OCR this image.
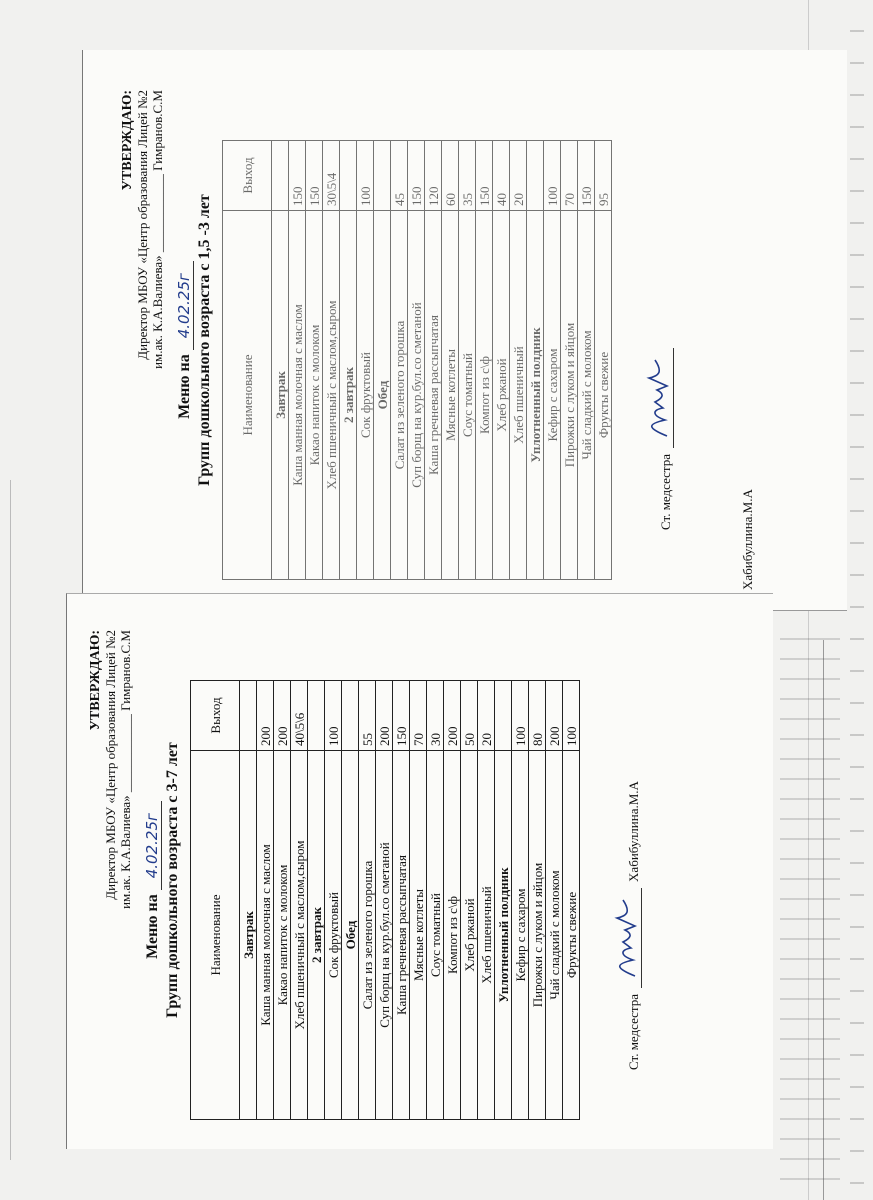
УТВЕРЖДАЮ: Директор МБОУ «Центр образования Лицей №2 им.ак. К.А.Валиева» ____________ Гимранов.С.М
Меню на 4.02.25г Групп дошкольного возраста с 3-7 лет Наименование	Выход
Завтрак	
Каша манная молочная с маслом	200
Какао напиток с молоком	200
Хлеб пшеничный с маслом,сыром	40\5\6
2 завтрак	
Сок фруктовый	100
Обед	
Салат из зеленого горошка	55
Суп борщ на кур.бул.со сметаной	200
Каша гречневая рассыпчатая	150
Мясные котлеты	70
Соус томатный	30
Компот из с\ф	200
Хлеб ржаной	50
Хлеб пшеничный	20
Уплотненный полдник	
Кефир с сахаром	100
Пирожки с луком и яйцом	80
Чай сладкий с молоком	200
Фрукты свежие	100
Ст. медсестра
Хабибуллина.М.А
УТВЕРЖДАЮ: Директор МБОУ «Центр образования Лицей №2 им.ак. К.А.Валиева» ____________ Гимранов.С.М
Меню на 4.02.25г Групп дошкольного возраста с 1,5 -3 лет Наименование	Выход
Завтрак	
Каша манная молочная с маслом	150
Какао напиток с молоком	150
Хлеб пшеничный с маслом,сыром	30\5\4
2 завтрак	
Сок фруктовый	100
Обед	
Салат из зеленого горошка	45
Суп борщ на кур.бул.со сметаной	150
Каша гречневая рассыпчатая	120
Мясные котлеты	60
Соус томатный	35
Компот из с\ф	150
Хлеб ржаной	40
Хлеб пшеничный	20
Уплотненный полдник	
Кефир с сахаром	100
Пирожки с луком и яйцом	70
Чай сладкий с молоком	150
Фрукты свежие	95
Ст. медсестра	Хабибуллина.М.А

____________________

## CHALLENGE
Give the number of lines above that hold the word "Хлеб", and nothing more.

## EXERCISE OUTPUT
6